Records of labeled boxes:
+--
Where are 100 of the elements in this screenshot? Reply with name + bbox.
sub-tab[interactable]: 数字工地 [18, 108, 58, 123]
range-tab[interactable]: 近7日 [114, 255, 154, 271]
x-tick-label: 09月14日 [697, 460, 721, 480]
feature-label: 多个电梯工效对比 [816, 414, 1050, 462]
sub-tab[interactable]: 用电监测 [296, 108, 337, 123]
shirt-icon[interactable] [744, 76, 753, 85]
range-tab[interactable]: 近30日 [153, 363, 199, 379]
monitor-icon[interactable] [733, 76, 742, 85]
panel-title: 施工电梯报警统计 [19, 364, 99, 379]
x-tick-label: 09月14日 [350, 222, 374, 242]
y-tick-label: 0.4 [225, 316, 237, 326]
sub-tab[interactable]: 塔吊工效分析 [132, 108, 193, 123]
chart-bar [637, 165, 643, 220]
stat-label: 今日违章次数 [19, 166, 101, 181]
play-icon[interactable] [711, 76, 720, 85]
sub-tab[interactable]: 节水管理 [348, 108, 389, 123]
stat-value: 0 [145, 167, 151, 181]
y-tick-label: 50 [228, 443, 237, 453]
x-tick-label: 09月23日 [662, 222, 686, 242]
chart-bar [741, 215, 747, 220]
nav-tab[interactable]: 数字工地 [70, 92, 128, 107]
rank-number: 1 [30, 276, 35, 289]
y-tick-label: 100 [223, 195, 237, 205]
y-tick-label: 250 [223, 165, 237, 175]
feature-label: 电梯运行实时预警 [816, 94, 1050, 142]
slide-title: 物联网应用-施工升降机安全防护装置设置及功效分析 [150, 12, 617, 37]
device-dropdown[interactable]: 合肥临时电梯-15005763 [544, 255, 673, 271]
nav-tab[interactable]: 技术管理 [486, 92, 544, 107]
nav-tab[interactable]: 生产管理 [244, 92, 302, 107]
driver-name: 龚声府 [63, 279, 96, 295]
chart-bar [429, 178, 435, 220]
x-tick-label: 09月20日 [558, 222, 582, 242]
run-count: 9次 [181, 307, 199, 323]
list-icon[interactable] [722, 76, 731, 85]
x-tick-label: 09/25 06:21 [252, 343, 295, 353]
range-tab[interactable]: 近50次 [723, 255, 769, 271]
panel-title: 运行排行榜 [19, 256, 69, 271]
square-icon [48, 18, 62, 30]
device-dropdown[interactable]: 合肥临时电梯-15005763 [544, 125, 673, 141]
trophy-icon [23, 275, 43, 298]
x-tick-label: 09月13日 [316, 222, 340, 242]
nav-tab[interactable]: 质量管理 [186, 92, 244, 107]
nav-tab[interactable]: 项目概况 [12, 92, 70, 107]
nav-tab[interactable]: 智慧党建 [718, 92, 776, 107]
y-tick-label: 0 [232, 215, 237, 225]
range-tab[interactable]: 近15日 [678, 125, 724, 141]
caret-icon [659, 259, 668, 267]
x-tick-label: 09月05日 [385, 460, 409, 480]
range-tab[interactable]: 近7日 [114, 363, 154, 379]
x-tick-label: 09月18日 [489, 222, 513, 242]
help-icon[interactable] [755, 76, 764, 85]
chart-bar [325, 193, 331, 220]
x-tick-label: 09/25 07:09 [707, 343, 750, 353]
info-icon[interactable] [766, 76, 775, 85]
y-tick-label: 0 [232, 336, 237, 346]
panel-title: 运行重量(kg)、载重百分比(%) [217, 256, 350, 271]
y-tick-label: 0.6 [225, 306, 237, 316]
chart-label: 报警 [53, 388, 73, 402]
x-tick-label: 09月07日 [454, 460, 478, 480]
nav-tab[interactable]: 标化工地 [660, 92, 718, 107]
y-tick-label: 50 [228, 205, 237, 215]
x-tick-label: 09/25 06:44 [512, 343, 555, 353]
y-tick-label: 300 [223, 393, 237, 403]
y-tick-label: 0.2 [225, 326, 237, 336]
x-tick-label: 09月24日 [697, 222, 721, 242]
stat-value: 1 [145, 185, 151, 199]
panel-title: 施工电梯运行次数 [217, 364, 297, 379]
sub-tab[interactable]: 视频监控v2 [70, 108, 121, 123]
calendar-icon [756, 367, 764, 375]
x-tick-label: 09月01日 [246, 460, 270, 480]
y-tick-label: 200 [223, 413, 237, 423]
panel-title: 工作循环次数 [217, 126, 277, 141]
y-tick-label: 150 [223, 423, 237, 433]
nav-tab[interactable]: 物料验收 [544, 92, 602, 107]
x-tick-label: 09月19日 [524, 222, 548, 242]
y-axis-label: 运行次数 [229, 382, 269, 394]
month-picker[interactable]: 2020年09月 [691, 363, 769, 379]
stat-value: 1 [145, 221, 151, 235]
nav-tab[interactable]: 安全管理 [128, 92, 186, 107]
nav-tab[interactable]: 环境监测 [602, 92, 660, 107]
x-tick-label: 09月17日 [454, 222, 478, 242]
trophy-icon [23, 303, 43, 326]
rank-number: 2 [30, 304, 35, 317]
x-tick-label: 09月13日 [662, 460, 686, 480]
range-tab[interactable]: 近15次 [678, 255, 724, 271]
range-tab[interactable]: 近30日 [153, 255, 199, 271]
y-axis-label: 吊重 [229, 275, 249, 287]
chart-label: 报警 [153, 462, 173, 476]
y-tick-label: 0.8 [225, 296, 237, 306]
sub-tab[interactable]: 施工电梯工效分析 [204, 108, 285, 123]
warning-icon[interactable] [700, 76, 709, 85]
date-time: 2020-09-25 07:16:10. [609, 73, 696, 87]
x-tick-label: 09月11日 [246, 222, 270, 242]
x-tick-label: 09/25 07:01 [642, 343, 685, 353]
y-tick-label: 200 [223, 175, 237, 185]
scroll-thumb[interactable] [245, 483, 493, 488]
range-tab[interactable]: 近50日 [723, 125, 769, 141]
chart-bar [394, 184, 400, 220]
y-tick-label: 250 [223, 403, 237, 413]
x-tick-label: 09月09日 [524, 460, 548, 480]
+--
■ **Do this**
Gather every line of the items that contains the string "合肥临时电梯".

■ **Task response**
device-dropdown[interactable]: 合肥临时电梯-15005763 [544, 255, 673, 271]
device-dropdown[interactable]: 合肥临时电梯-15005763 [544, 125, 673, 141]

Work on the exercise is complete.